Without the images, print all the entries below exactly as given.

##### Provided material #####

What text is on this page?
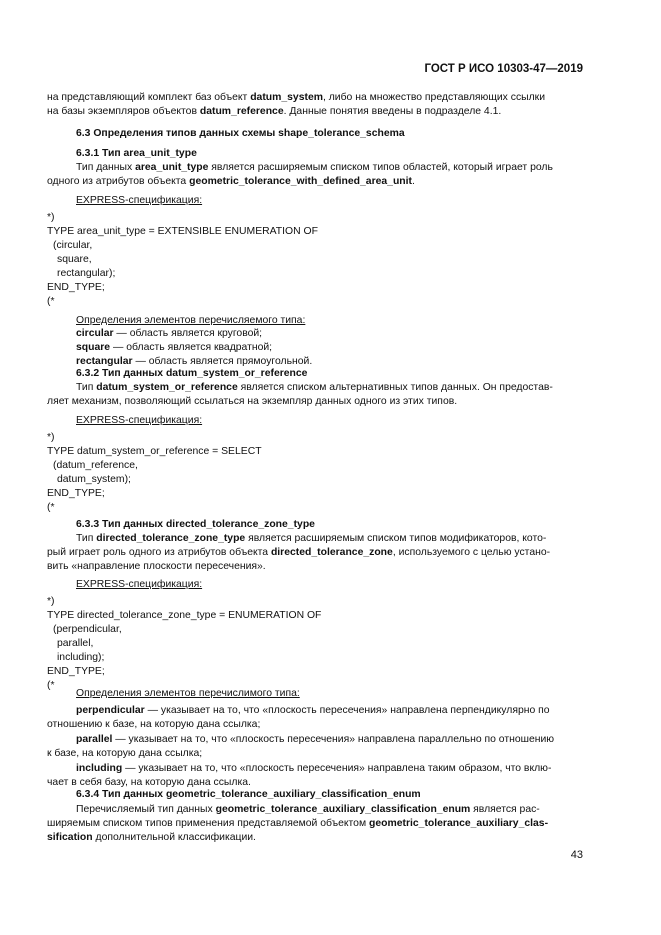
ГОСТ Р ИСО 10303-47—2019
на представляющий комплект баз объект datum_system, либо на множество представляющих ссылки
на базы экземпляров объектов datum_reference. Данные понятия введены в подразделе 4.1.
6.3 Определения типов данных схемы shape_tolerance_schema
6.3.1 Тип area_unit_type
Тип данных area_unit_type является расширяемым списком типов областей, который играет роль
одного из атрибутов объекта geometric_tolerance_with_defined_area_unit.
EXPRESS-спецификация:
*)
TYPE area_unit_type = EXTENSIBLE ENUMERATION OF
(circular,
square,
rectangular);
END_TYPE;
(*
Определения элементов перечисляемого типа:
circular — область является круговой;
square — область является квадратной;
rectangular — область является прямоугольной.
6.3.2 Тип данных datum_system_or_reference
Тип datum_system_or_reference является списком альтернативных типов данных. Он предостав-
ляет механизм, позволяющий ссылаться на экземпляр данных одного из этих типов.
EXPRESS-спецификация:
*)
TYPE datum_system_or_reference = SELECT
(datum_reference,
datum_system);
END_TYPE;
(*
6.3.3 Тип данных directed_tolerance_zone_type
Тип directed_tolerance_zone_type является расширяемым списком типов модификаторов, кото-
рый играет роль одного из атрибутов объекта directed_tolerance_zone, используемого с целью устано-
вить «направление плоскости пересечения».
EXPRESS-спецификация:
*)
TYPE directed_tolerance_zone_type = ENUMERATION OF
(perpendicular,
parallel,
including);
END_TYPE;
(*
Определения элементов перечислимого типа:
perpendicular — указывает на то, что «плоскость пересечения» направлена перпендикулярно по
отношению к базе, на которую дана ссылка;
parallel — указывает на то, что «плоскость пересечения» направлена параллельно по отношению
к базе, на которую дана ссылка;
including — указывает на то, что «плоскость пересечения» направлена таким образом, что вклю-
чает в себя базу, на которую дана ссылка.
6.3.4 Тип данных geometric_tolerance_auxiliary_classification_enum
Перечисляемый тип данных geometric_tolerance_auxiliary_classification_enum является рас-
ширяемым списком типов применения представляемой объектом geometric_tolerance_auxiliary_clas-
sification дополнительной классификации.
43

#####

▶ [Reply to the exercise]
What text is on this page?
ГОСТ Р ИСО 10303-47—2019
на представляющий комплект баз объект datum_system, либо на множество представляющих ссылки
на базы экземпляров объектов datum_reference. Данные понятия введены в подразделе 4.1.
6.3 Определения типов данных схемы shape_tolerance_schema
6.3.1 Тип area_unit_type
Тип данных area_unit_type является расширяемым списком типов областей, который играет роль
одного из атрибутов объекта geometric_tolerance_with_defined_area_unit.
EXPRESS-спецификация:
*)
TYPE area_unit_type = EXTENSIBLE ENUMERATION OF
(circular,
square,
rectangular);
END_TYPE;
(*
Определения элементов перечисляемого типа:
circular — область является круговой;
square — область является квадратной;
rectangular — область является прямоугольной.
6.3.2 Тип данных datum_system_or_reference
Тип datum_system_or_reference является списком альтернативных типов данных. Он предостав-
ляет механизм, позволяющий ссылаться на экземпляр данных одного из этих типов.
EXPRESS-спецификация:
*)
TYPE datum_system_or_reference = SELECT
(datum_reference,
datum_system);
END_TYPE;
(*
6.3.3 Тип данных directed_tolerance_zone_type
Тип directed_tolerance_zone_type является расширяемым списком типов модификаторов, кото-
рый играет роль одного из атрибутов объекта directed_tolerance_zone, используемого с целью устано-
вить «направление плоскости пересечения».
EXPRESS-спецификация:
*)
TYPE directed_tolerance_zone_type = ENUMERATION OF
(perpendicular,
parallel,
including);
END_TYPE;
(*
Определения элементов перечислимого типа:
perpendicular — указывает на то, что «плоскость пересечения» направлена перпендикулярно по
отношению к базе, на которую дана ссылка;
parallel — указывает на то, что «плоскость пересечения» направлена параллельно по отношению
к базе, на которую дана ссылка;
including — указывает на то, что «плоскость пересечения» направлена таким образом, что вклю-
чает в себя базу, на которую дана ссылка.
6.3.4 Тип данных geometric_tolerance_auxiliary_classification_enum
Перечисляемый тип данных geometric_tolerance_auxiliary_classification_enum является рас-
ширяемым списком типов применения представляемой объектом geometric_tolerance_auxiliary_clas-
sification дополнительной классификации.
43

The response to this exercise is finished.